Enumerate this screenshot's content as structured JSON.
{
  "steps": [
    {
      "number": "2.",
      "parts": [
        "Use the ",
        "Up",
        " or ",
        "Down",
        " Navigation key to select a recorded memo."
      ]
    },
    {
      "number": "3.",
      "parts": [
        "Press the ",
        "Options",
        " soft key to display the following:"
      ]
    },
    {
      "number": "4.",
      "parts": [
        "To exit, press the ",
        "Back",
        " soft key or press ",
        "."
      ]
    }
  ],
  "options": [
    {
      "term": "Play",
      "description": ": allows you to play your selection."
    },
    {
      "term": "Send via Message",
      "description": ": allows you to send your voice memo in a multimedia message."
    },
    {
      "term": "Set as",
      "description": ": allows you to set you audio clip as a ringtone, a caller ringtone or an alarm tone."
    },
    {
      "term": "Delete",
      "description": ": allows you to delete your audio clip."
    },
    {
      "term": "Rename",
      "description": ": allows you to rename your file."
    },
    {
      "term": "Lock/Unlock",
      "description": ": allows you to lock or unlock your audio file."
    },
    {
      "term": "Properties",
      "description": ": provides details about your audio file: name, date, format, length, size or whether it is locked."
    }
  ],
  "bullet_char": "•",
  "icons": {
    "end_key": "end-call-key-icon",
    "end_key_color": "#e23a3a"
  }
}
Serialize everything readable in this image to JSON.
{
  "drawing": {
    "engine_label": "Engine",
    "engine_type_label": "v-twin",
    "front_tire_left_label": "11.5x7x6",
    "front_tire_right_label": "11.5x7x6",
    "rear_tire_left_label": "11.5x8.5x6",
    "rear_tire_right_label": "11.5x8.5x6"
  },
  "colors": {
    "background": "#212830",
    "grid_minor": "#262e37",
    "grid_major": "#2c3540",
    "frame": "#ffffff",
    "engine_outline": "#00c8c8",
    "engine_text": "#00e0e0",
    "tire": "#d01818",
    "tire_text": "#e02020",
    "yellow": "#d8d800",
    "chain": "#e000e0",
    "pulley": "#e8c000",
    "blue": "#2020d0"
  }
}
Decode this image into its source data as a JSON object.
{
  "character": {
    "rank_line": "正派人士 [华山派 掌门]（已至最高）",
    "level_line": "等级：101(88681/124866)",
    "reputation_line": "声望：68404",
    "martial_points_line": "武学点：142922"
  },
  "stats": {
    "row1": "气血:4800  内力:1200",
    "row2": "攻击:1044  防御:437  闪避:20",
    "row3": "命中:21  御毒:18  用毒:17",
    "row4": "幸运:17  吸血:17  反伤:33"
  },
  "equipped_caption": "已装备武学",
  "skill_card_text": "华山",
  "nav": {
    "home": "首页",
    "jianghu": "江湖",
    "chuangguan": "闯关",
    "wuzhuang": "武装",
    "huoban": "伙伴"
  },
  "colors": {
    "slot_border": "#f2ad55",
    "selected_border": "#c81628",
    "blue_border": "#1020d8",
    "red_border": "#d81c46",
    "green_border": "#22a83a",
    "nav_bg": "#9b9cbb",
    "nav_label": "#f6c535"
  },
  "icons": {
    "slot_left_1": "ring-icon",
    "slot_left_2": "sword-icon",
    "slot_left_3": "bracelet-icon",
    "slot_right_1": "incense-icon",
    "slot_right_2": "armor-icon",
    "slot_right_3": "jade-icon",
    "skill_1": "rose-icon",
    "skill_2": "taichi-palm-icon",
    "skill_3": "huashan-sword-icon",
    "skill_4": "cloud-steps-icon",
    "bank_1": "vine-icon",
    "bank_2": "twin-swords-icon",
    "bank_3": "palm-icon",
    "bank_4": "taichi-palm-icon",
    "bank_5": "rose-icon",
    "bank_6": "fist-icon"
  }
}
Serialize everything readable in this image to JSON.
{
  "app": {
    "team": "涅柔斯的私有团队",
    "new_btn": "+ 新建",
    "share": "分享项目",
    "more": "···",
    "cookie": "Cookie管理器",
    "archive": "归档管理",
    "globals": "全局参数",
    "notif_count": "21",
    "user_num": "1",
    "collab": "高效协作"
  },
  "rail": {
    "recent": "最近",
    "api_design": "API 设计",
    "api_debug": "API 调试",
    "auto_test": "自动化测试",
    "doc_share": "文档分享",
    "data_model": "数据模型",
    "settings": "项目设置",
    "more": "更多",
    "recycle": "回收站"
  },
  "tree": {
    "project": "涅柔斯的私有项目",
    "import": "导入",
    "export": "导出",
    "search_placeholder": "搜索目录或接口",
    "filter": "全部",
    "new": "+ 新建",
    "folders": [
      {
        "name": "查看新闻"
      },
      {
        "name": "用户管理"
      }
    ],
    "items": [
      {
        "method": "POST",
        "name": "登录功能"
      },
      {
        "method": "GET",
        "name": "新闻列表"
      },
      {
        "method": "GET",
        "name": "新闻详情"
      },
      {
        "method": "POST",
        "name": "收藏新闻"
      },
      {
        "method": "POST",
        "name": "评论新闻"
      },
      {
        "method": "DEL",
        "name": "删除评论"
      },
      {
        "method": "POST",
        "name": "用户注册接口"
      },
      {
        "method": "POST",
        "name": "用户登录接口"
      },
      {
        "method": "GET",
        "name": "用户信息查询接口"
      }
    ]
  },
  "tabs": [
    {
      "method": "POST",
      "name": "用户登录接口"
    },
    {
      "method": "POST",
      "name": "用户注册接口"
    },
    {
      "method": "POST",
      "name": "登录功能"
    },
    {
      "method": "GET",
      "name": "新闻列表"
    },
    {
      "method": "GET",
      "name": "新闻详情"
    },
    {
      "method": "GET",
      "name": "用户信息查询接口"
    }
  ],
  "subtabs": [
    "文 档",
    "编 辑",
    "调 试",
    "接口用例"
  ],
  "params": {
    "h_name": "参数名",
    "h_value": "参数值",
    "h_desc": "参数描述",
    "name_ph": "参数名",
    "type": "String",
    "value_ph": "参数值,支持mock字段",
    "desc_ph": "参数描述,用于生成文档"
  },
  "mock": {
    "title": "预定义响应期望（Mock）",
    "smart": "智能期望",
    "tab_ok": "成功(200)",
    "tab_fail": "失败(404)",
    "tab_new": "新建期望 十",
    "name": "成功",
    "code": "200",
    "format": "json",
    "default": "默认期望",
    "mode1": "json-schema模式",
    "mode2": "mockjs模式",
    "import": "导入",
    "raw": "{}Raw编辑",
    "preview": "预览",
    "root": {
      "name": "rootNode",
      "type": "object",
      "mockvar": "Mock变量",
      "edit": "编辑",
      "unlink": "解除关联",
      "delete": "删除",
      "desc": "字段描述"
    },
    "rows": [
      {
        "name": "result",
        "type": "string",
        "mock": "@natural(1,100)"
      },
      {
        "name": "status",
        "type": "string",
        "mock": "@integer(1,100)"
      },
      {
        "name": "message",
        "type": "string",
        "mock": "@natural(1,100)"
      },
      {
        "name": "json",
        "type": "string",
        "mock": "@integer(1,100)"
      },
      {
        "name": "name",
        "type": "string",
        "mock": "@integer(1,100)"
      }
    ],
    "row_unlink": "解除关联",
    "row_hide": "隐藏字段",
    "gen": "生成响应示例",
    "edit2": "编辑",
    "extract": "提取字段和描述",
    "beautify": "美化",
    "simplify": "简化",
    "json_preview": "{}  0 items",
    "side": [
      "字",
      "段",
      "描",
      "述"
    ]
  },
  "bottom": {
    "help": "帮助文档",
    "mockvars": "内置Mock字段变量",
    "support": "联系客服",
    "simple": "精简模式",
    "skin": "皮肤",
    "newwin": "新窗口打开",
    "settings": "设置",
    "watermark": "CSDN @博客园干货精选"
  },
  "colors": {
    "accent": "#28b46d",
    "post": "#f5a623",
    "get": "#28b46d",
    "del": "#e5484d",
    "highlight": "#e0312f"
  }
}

Your goal:
Return the material exactly as it stands.

Solution for this problem:
Enumerate this screenshot's content as structured JSON.
{
  "steps": [
    {
      "number": "2.",
      "parts": [
        "Use the ",
        "Up",
        " or ",
        "Down",
        " Navigation key to select a recorded memo."
      ]
    },
    {
      "number": "3.",
      "parts": [
        "Press the ",
        "Options",
        " soft key to display the following:"
      ]
    },
    {
      "number": "4.",
      "parts": [
        "To exit, press the ",
        "Back",
        " soft key or press ",
        "."
      ]
    }
  ],
  "options": [
    {
      "term": "Play",
      "description": ": allows you to play your selection."
    },
    {
      "term": "Send via Message",
      "description": ": allows you to send your voice memo in a multimedia message."
    },
    {
      "term": "Set as",
      "description": ": allows you to set you audio clip as a ringtone, a caller ringtone or an alarm tone."
    },
    {
      "term": "Delete",
      "description": ": allows you to delete your audio clip."
    },
    {
      "term": "Rename",
      "description": ": allows you to rename your file."
    },
    {
      "term": "Lock/Unlock",
      "description": ": allows you to lock or unlock your audio file."
    },
    {
      "term": "Properties",
      "description": ": provides details about your audio file: name, date, format, length, size or whether it is locked."
    }
  ],
  "bullet_char": "•",
  "icons": {
    "end_key": "end-call-key-icon",
    "end_key_color": "#e23a3a"
  }
}
Serialize everything readable in this image to JSON.
{
  "drawing": {
    "engine_label": "Engine",
    "engine_type_label": "v-twin",
    "front_tire_left_label": "11.5x7x6",
    "front_tire_right_label": "11.5x7x6",
    "rear_tire_left_label": "11.5x8.5x6",
    "rear_tire_right_label": "11.5x8.5x6"
  },
  "colors": {
    "background": "#212830",
    "grid_minor": "#262e37",
    "grid_major": "#2c3540",
    "frame": "#ffffff",
    "engine_outline": "#00c8c8",
    "engine_text": "#00e0e0",
    "tire": "#d01818",
    "tire_text": "#e02020",
    "yellow": "#d8d800",
    "chain": "#e000e0",
    "pulley": "#e8c000",
    "blue": "#2020d0"
  }
}
Decode this image into its source data as a JSON object.
{
  "character": {
    "rank_line": "正派人士 [华山派 掌门]（已至最高）",
    "level_line": "等级：101(88681/124866)",
    "reputation_line": "声望：68404",
    "martial_points_line": "武学点：142922"
  },
  "stats": {
    "row1": "气血:4800  内力:1200",
    "row2": "攻击:1044  防御:437  闪避:20",
    "row3": "命中:21  御毒:18  用毒:17",
    "row4": "幸运:17  吸血:17  反伤:33"
  },
  "equipped_caption": "已装备武学",
  "skill_card_text": "华山",
  "nav": {
    "home": "首页",
    "jianghu": "江湖",
    "chuangguan": "闯关",
    "wuzhuang": "武装",
    "huoban": "伙伴"
  },
  "colors": {
    "slot_border": "#f2ad55",
    "selected_border": "#c81628",
    "blue_border": "#1020d8",
    "red_border": "#d81c46",
    "green_border": "#22a83a",
    "nav_bg": "#9b9cbb",
    "nav_label": "#f6c535"
  },
  "icons": {
    "slot_left_1": "ring-icon",
    "slot_left_2": "sword-icon",
    "slot_left_3": "bracelet-icon",
    "slot_right_1": "incense-icon",
    "slot_right_2": "armor-icon",
    "slot_right_3": "jade-icon",
    "skill_1": "rose-icon",
    "skill_2": "taichi-palm-icon",
    "skill_3": "huashan-sword-icon",
    "skill_4": "cloud-steps-icon",
    "bank_1": "vine-icon",
    "bank_2": "twin-swords-icon",
    "bank_3": "palm-icon",
    "bank_4": "taichi-palm-icon",
    "bank_5": "rose-icon",
    "bank_6": "fist-icon"
  }
}
Serialize everything readable in this image to JSON.
{
  "app": {
    "team": "涅柔斯的私有团队",
    "new_btn": "+ 新建",
    "share": "分享项目",
    "more": "···",
    "cookie": "Cookie管理器",
    "archive": "归档管理",
    "globals": "全局参数",
    "notif_count": "21",
    "user_num": "1",
    "collab": "高效协作"
  },
  "rail": {
    "recent": "最近",
    "api_design": "API 设计",
    "api_debug": "API 调试",
    "auto_test": "自动化测试",
    "doc_share": "文档分享",
    "data_model": "数据模型",
    "settings": "项目设置",
    "more": "更多",
    "recycle": "回收站"
  },
  "tree": {
    "project": "涅柔斯的私有项目",
    "import": "导入",
    "export": "导出",
    "search_placeholder": "搜索目录或接口",
    "filter": "全部",
    "new": "+ 新建",
    "folders": [
      {
        "name": "查看新闻"
      },
      {
        "name": "用户管理"
      }
    ],
    "items": [
      {
        "method": "POST",
        "name": "登录功能"
      },
      {
        "method": "GET",
        "name": "新闻列表"
      },
      {
        "method": "GET",
        "name": "新闻详情"
      },
      {
        "method": "POST",
        "name": "收藏新闻"
      },
      {
        "method": "POST",
        "name": "评论新闻"
      },
      {
        "method": "DEL",
        "name": "删除评论"
      },
      {
        "method": "POST",
        "name": "用户注册接口"
      },
      {
        "method": "POST",
        "name": "用户登录接口"
      },
      {
        "method": "GET",
        "name": "用户信息查询接口"
      }
    ]
  },
  "tabs": [
    {
      "method": "POST",
      "name": "用户登录接口"
    },
    {
      "method": "POST",
      "name": "用户注册接口"
    },
    {
      "method": "POST",
      "name": "登录功能"
    },
    {
      "method": "GET",
      "name": "新闻列表"
    },
    {
      "method": "GET",
      "name": "新闻详情"
    },
    {
      "method": "GET",
      "name": "用户信息查询接口"
    }
  ],
  "subtabs": [
    "文 档",
    "编 辑",
    "调 试",
    "接口用例"
  ],
  "params": {
    "h_name": "参数名",
    "h_value": "参数值",
    "h_desc": "参数描述",
    "name_ph": "参数名",
    "type": "String",
    "value_ph": "参数值,支持mock字段",
    "desc_ph": "参数描述,用于生成文档"
  },
  "mock": {
    "title": "预定义响应期望（Mock）",
    "smart": "智能期望",
    "tab_ok": "成功(200)",
    "tab_fail": "失败(404)",
    "tab_new": "新建期望 十",
    "name": "成功",
    "code": "200",
    "format": "json",
    "default": "默认期望",
    "mode1": "json-schema模式",
    "mode2": "mockjs模式",
    "import": "导入",
    "raw": "{}Raw编辑",
    "preview": "预览",
    "root": {
      "name": "rootNode",
      "type": "object",
      "mockvar": "Mock变量",
      "edit": "编辑",
      "unlink": "解除关联",
      "delete": "删除",
      "desc": "字段描述"
    },
    "rows": [
      {
        "name": "result",
        "type": "string",
        "mock": "@natural(1,100)"
      },
      {
        "name": "status",
        "type": "string",
        "mock": "@integer(1,100)"
      },
      {
        "name": "message",
        "type": "string",
        "mock": "@natural(1,100)"
      },
      {
        "name": "json",
        "type": "string",
        "mock": "@integer(1,100)"
      },
      {
        "name": "name",
        "type": "string",
        "mock": "@integer(1,100)"
      }
    ],
    "row_unlink": "解除关联",
    "row_hide": "隐藏字段",
    "gen": "生成响应示例",
    "edit2": "编辑",
    "extract": "提取字段和描述",
    "beautify": "美化",
    "simplify": "简化",
    "json_preview": "{}  0 items",
    "side": [
      "字",
      "段",
      "描",
      "述"
    ]
  },
  "bottom": {
    "help": "帮助文档",
    "mockvars": "内置Mock字段变量",
    "support": "联系客服",
    "simple": "精简模式",
    "skin": "皮肤",
    "newwin": "新窗口打开",
    "settings": "设置",
    "watermark": "CSDN @博客园干货精选"
  },
  "colors": {
    "accent": "#28b46d",
    "post": "#f5a623",
    "get": "#28b46d",
    "del": "#e5484d",
    "highlight": "#e0312f"
  }
}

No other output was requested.